-- Exercise goal --
Every record below should be written out exactly; pictures stay out.

[Data excerpts]
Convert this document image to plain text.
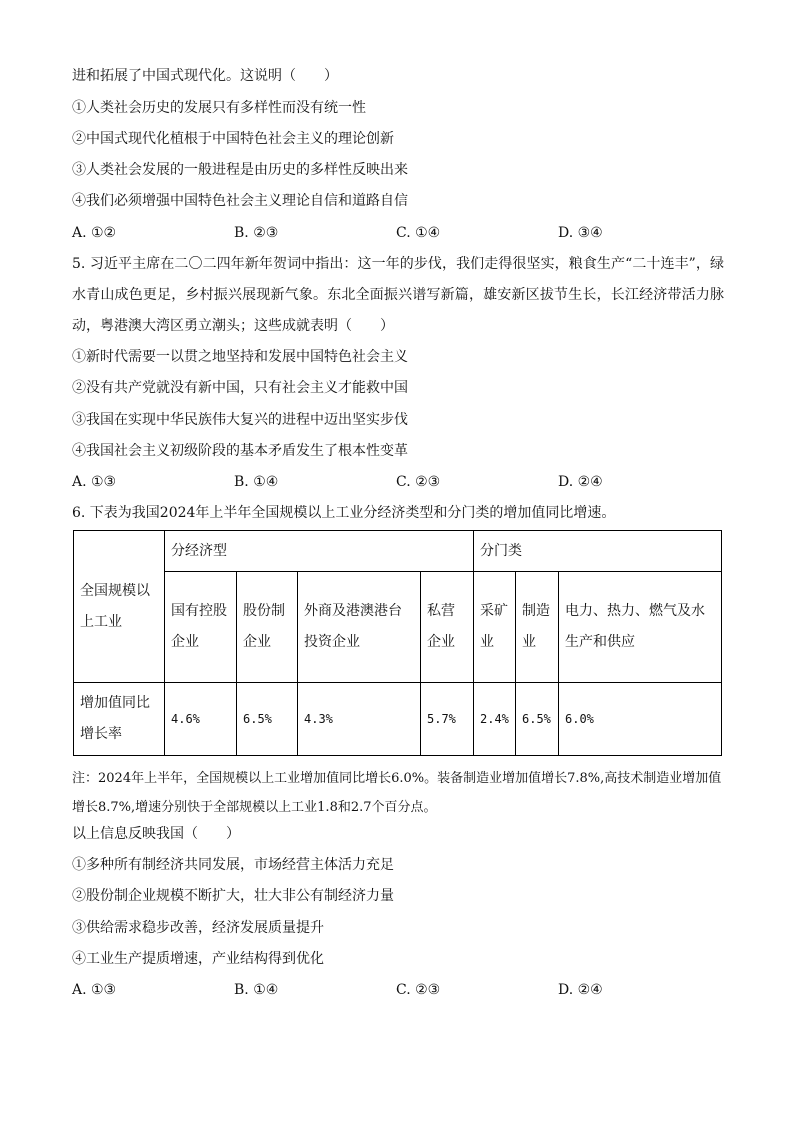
进和拓展了中国式现代化。这说明（　　）
①人类社会历史的发展只有多样性而没有统一性
②中国式现代化植根于中国特色社会主义的理论创新
③人类社会发展的一般进程是由历史的多样性反映出来
④我们必须增强中国特色社会主义理论自信和道路自信
A. ①②	B. ②③	C. ①④	D. ③④
5. 习近平主席在二〇二四年新年贺词中指出：这一年的步伐，我们走得很坚实，粮食生产“二十连丰”，绿水青山成色更足，乡村振兴展现新气象。东北全面振兴谱写新篇，雄安新区拔节生长，长江经济带活力脉动，粤港澳大湾区勇立潮头；这些成就表明（　　）
①新时代需要一以贯之地坚持和发展中国特色社会主义
②没有共产党就没有新中国，只有社会主义才能救中国
③我国在实现中华民族伟大复兴的进程中迈出坚实步伐
④我国社会主义初级阶段的基本矛盾发生了根本性变革
A. ①③	B. ①④	C. ②③	D. ②④
6. 下表为我国2024年上半年全国规模以上工业分经济类型和分门类的增加值同比增速。
全国规模以上工业	分经济型				分门类		
	国有控股企业	股份制企业	外商及港澳港台投资企业	私营企业	采矿业	制造业	电力、热力、燃气及水生产和供应
增加值同比增长率	4.6%	6.5%	4.3%	5.7%	2.4%	6.5%	6.0%
注：2024年上半年，全国规模以上工业增加值同比增长6.0%。装备制造业增加值增长7.8%,高技术制造业增加值增长8.7%,增速分别快于全部规模以上工业1.8和2.7个百分点。
以上信息反映我国（　　）
①多种所有制经济共同发展，市场经营主体活力充足
②股份制企业规模不断扩大，壮大非公有制经济力量
③供给需求稳步改善，经济发展质量提升
④工业生产提质增速，产业结构得到优化
A. ①③	B. ①④	C. ②③	D. ②④
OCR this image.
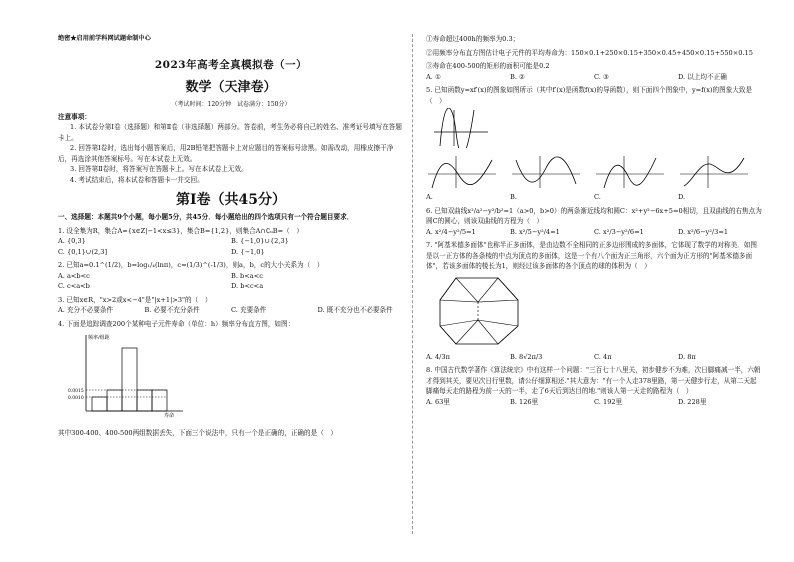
绝密★启用前学科网试题命制中心
2023年高考全真模拟卷（一）
数学（天津卷）
（考试时间：120分钟　试卷满分：150分）
注意事项：
1. 本试卷分第Ⅰ卷（选择题）和第Ⅱ卷（非选择题）两部分。答卷前，考生务必将自己的姓名、准考证号填写在答题卡上。
2. 回答第Ⅰ卷时，选出每小题答案后，用2B铅笔把答题卡上对应题目的答案标号涂黑。如需改动，用橡皮擦干净后，再选涂其他答案标号。写在本试卷上无效。
3. 回答第Ⅱ卷时，将答案写在答题卡上。写在本试卷上无效。
4. 考试结束后，将本试卷和答题卡一并交回。
第Ⅰ卷（共45分）
一、选择题：本题共9个小题，每小题5分，共45分．每小题给出的四个选项只有一个符合题目要求．
1. 设全集为R，集合A={x∈Z|−1<x≤3}，集合B={1,2}，则集合A∩∁ᵤB=（　）
A. {0,3}	B. {−1,0}∪{2,3}
C. {0,1}∪(2,3]	D. {−1,0}
2. 已知a=0.1^(1/2)，b=log₁/₄(lnπ)，c=(1/3)^(-1/3)，则a，b，c的大小关系为（　）
A. a<b<c	B. b<a<c
C. c<a<b	D. b<c<a
3. 已知x∈R，"x>2或x<−4"是"|x+1|>3"的（　）
A. 充分不必要条件	B. 必要不充分条件	C. 充要条件	D. 既不充分也不必要条件
4. 下面是追踪调查200个某种电子元件寿命（单位：h）频率分布直方图，如图：
频率/组距
寿命
0.0015
0.0010
其中300-400、400-500两组数据丢失，下面三个说法中，只有一个是正确的，正确的是（　）
①寿命超过400h的频率为0.3；
②用频率分布直方图估计电子元件的平均寿命为：150×0.1+250×0.15+350×0.45+450×0.15+550×0.15
③寿命在400-500的矩形的面积可能是0.2
A. ①	B. ②	C. ③	D. 以上均不正确
5. 已知函数y=xf′(x)的图象如图所示（其中f′(x)是函数f(x)的导函数），则下面四个图象中，y=f(x)的图象大致是（　）
A.	B.	C.	D.
6. 已知双曲线x²/a²−y²/b²=1（a>0，b>0）的两条渐近线均和圆C：x²+y²−6x+5=0相切，且双曲线的右焦点为圆C的圆心，则该双曲线的方程为（　）
A. x²/4−y²/5=1	B. x²/5−y²/4=1	C. x²/3−y²/6=1	D. x²/6−y²/3=1
7. "阿基米德多面体"也称半正多面体，是由边数不全相同的正多边形围成的多面体，它体现了数学的对称美．如图是以一正方体的各条棱的中点为顶点的多面体，这是一个有八个面为正三角形，六个面为正方形的"阿基米德多面体"，若该多面体的棱长为1，则经过该多面体的各个顶点的球的体积为（　）
A. 4/3π	B. 8√2π/3	C. 4π	D. 8π
8. 中国古代数学著作《算法统宗》中有这样一个问题："三百七十八里关，初步健步不为难，次日脚痛减一半，六朝才得到其关，要见次日行里数，请公仔细算相还."其大意为："有一个人走378里路，第一天健步行走，从第二天起脚痛每天走的路程为前一天的一半，走了6天后到达目的地."则该人第一天走的路程为（　）
A. 63里	B. 126里	C. 192里	D. 228里
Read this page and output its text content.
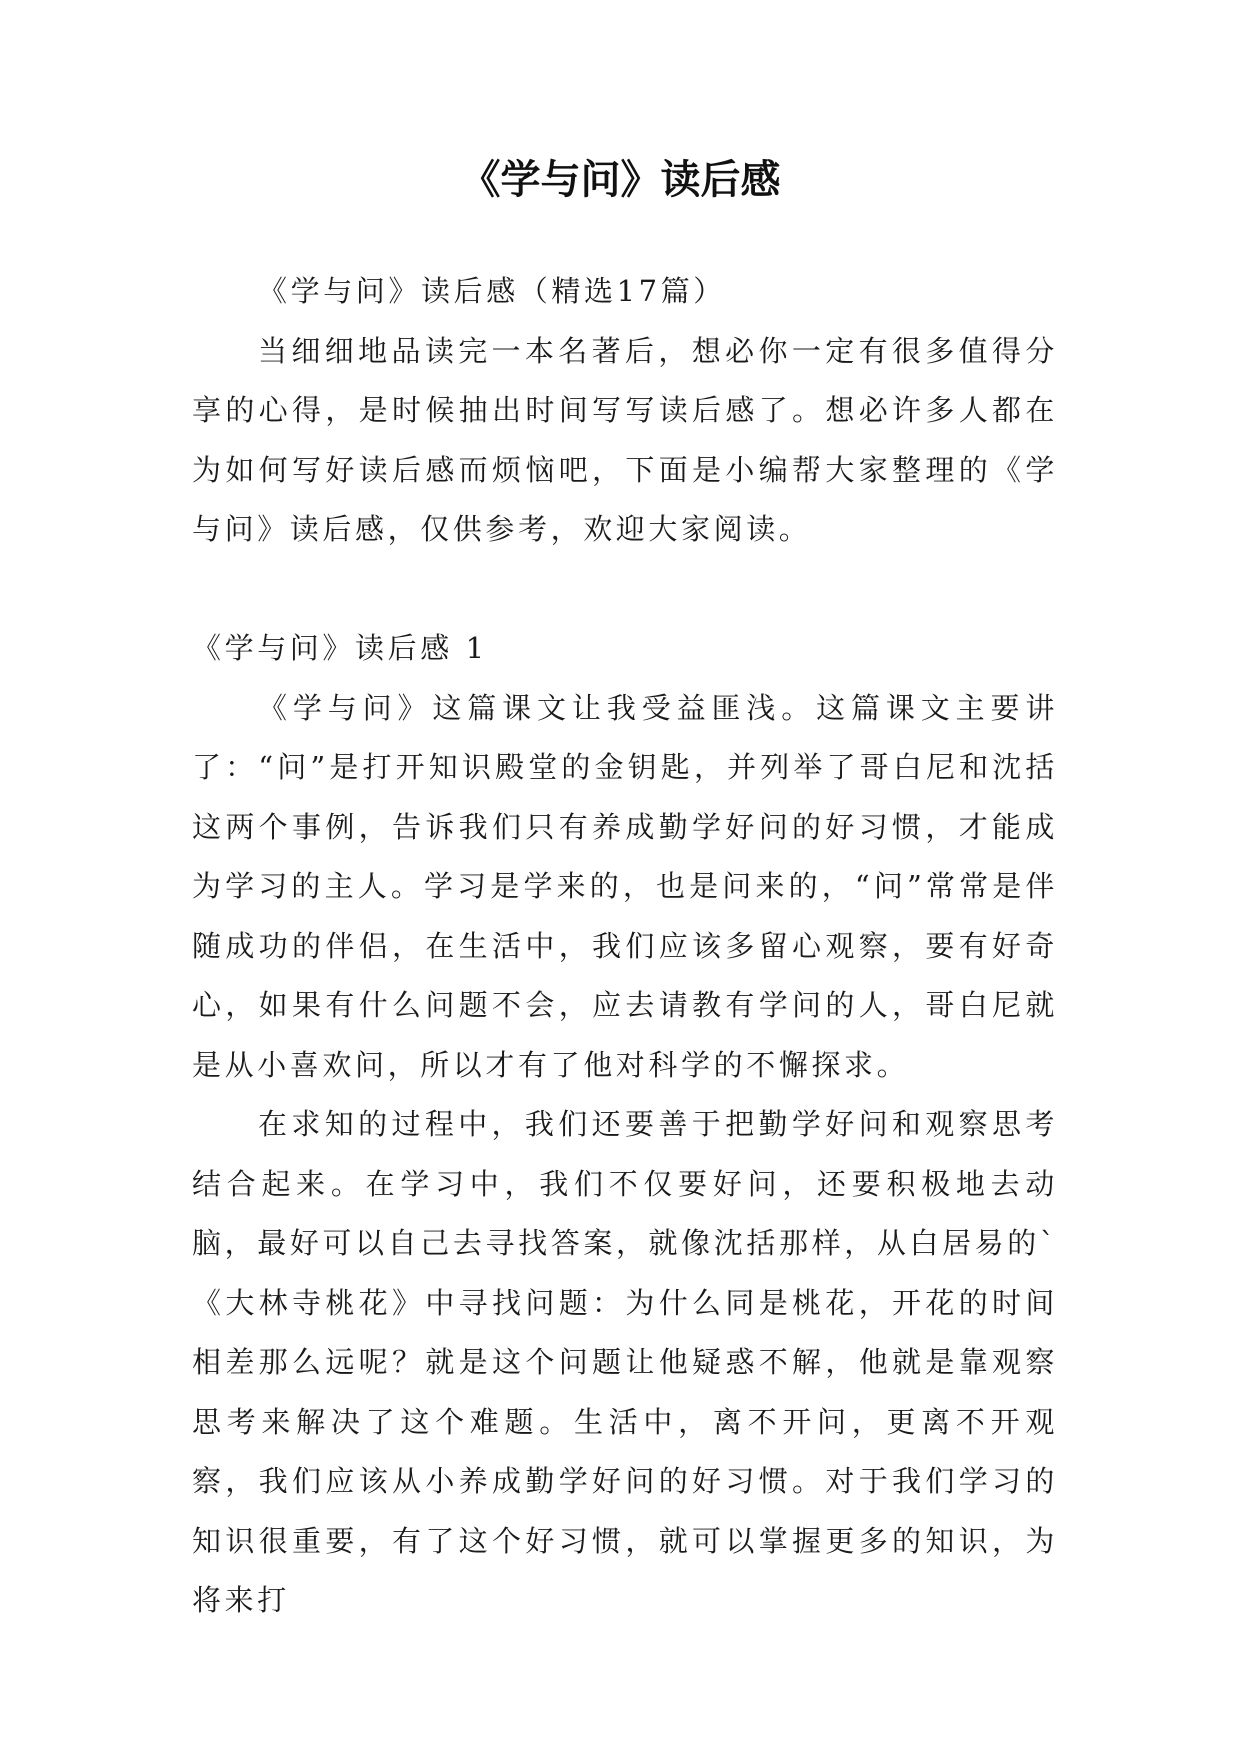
《学与问》读后感

《学与问》读后感（精选17篇）

当细细地品读完一本名著后，想必你一定有很多值得分享的心得，是时候抽出时间写写读后感了。想必许多人都在为如何写好读后感而烦恼吧，下面是小编帮大家整理的《学与问》读后感，仅供参考，欢迎大家阅读。

《学与问》读后感 1

《学与问》这篇课文让我受益匪浅。这篇课文主要讲了：“问”是打开知识殿堂的金钥匙，并列举了哥白尼和沈括这两个事例，告诉我们只有养成勤学好问的好习惯，才能成为学习的主人。学习是学来的，也是问来的，“问”常常是伴随成功的伴侣，在生活中，我们应该多留心观察，要有好奇心，如果有什么问题不会，应去请教有学问的人，哥白尼就是从小喜欢问，所以才有了他对科学的不懈探求。

在求知的过程中，我们还要善于把勤学好问和观察思考结合起来。在学习中，我们不仅要好问，还要积极地去动脑，最好可以自己去寻找答案，就像沈括那样，从白居易的`《大林寺桃花》中寻找问题：为什么同是桃花，开花的时间相差那么远呢？就是这个问题让他疑惑不解，他就是靠观察思考来解决了这个难题。生活中，离不开问，更离不开观察，我们应该从小养成勤学好问的好习惯。对于我们学习的知识很重要，有了这个好习惯，就可以掌握更多的知识，为将来打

-- Problem solution --
Convert this document image to plain text.
进和拓展了中国式现代化。这说明（　　）
①人类社会历史的发展只有多样性而没有统一性
②中国式现代化植根于中国特色社会主义的理论创新
③人类社会发展的一般进程是由历史的多样性反映出来
④我们必须增强中国特色社会主义理论自信和道路自信
A. ①②	B. ②③	C. ①④	D. ③④
5. 习近平主席在二〇二四年新年贺词中指出：这一年的步伐，我们走得很坚实，粮食生产“二十连丰”，绿水青山成色更足，乡村振兴展现新气象。东北全面振兴谱写新篇，雄安新区拔节生长，长江经济带活力脉动，粤港澳大湾区勇立潮头；这些成就表明（　　）
①新时代需要一以贯之地坚持和发展中国特色社会主义
②没有共产党就没有新中国，只有社会主义才能救中国
③我国在实现中华民族伟大复兴的进程中迈出坚实步伐
④我国社会主义初级阶段的基本矛盾发生了根本性变革
A. ①③	B. ①④	C. ②③	D. ②④
6. 下表为我国2024年上半年全国规模以上工业分经济类型和分门类的增加值同比增速。
全国规模以上工业	分经济型				分门类		
	国有控股企业	股份制企业	外商及港澳港台投资企业	私营企业	采矿业	制造业	电力、热力、燃气及水生产和供应
增加值同比增长率	4.6%	6.5%	4.3%	5.7%	2.4%	6.5%	6.0%
注：2024年上半年，全国规模以上工业增加值同比增长6.0%。装备制造业增加值增长7.8%,高技术制造业增加值增长8.7%,增速分别快于全部规模以上工业1.8和2.7个百分点。
以上信息反映我国（　　）
①多种所有制经济共同发展，市场经营主体活力充足
②股份制企业规模不断扩大，壮大非公有制经济力量
③供给需求稳步改善，经济发展质量提升
④工业生产提质增速，产业结构得到优化
A. ①③	B. ①④	C. ②③	D. ②④
OCR this image.
绝密★启用前学科网试题命制中心
2023年高考全真模拟卷（一）
数学（天津卷）
（考试时间：120分钟　试卷满分：150分）
注意事项：
1. 本试卷分第Ⅰ卷（选择题）和第Ⅱ卷（非选择题）两部分。答卷前，考生务必将自己的姓名、准考证号填写在答题卡上。
2. 回答第Ⅰ卷时，选出每小题答案后，用2B铅笔把答题卡上对应题目的答案标号涂黑。如需改动，用橡皮擦干净后，再选涂其他答案标号。写在本试卷上无效。
3. 回答第Ⅱ卷时，将答案写在答题卡上。写在本试卷上无效。
4. 考试结束后，将本试卷和答题卡一并交回。
第Ⅰ卷（共45分）
一、选择题：本题共9个小题，每小题5分，共45分．每小题给出的四个选项只有一个符合题目要求．
1. 设全集为R，集合A={x∈Z|−1<x≤3}，集合B={1,2}，则集合A∩∁ᵤB=（　）
A. {0,3}	B. {−1,0}∪{2,3}
C. {0,1}∪(2,3]	D. {−1,0}
2. 已知a=0.1^(1/2)，b=log₁/₄(lnπ)，c=(1/3)^(-1/3)，则a，b，c的大小关系为（　）
A. a<b<c	B. b<a<c
C. c<a<b	D. b<c<a
3. 已知x∈R，"x>2或x<−4"是"|x+1|>3"的（　）
A. 充分不必要条件	B. 必要不充分条件	C. 充要条件	D. 既不充分也不必要条件
4. 下面是追踪调查200个某种电子元件寿命（单位：h）频率分布直方图，如图：
频率/组距
寿命
0.0015
0.0010
其中300-400、400-500两组数据丢失，下面三个说法中，只有一个是正确的，正确的是（　）
①寿命超过400h的频率为0.3；
②用频率分布直方图估计电子元件的平均寿命为：150×0.1+250×0.15+350×0.45+450×0.15+550×0.15
③寿命在400-500的矩形的面积可能是0.2
A. ①	B. ②	C. ③	D. 以上均不正确
5. 已知函数y=xf′(x)的图象如图所示（其中f′(x)是函数f(x)的导函数），则下面四个图象中，y=f(x)的图象大致是（　）
A.	B.	C.	D.
6. 已知双曲线x²/a²−y²/b²=1（a>0，b>0）的两条渐近线均和圆C：x²+y²−6x+5=0相切，且双曲线的右焦点为圆C的圆心，则该双曲线的方程为（　）
A. x²/4−y²/5=1	B. x²/5−y²/4=1	C. x²/3−y²/6=1	D. x²/6−y²/3=1
7. "阿基米德多面体"也称半正多面体，是由边数不全相同的正多边形围成的多面体，它体现了数学的对称美．如图是以一正方体的各条棱的中点为顶点的多面体，这是一个有八个面为正三角形，六个面为正方形的"阿基米德多面体"，若该多面体的棱长为1，则经过该多面体的各个顶点的球的体积为（　）
A. 4/3π	B. 8√2π/3	C. 4π	D. 8π
8. 中国古代数学著作《算法统宗》中有这样一个问题："三百七十八里关，初步健步不为难，次日脚痛减一半，六朝才得到其关，要见次日行里数，请公仔细算相还."其大意为："有一个人走378里路，第一天健步行走，从第二天起脚痛每天走的路程为前一天的一半，走了6天后到达目的地."则该人第一天走的路程为（　）
A. 63里	B. 126里	C. 192里	D. 228里
Read this page and output its text content.
《学与问》读后感

《学与问》读后感（精选17篇）

当细细地品读完一本名著后，想必你一定有很多值得分享的心得，是时候抽出时间写写读后感了。想必许多人都在为如何写好读后感而烦恼吧，下面是小编帮大家整理的《学与问》读后感，仅供参考，欢迎大家阅读。

《学与问》读后感 1

《学与问》这篇课文让我受益匪浅。这篇课文主要讲了：“问”是打开知识殿堂的金钥匙，并列举了哥白尼和沈括这两个事例，告诉我们只有养成勤学好问的好习惯，才能成为学习的主人。学习是学来的，也是问来的，“问”常常是伴随成功的伴侣，在生活中，我们应该多留心观察，要有好奇心，如果有什么问题不会，应去请教有学问的人，哥白尼就是从小喜欢问，所以才有了他对科学的不懈探求。

在求知的过程中，我们还要善于把勤学好问和观察思考结合起来。在学习中，我们不仅要好问，还要积极地去动脑，最好可以自己去寻找答案，就像沈括那样，从白居易的`《大林寺桃花》中寻找问题：为什么同是桃花，开花的时间相差那么远呢？就是这个问题让他疑惑不解，他就是靠观察思考来解决了这个难题。生活中，离不开问，更离不开观察，我们应该从小养成勤学好问的好习惯。对于我们学习的知识很重要，有了这个好习惯，就可以掌握更多的知识，为将来打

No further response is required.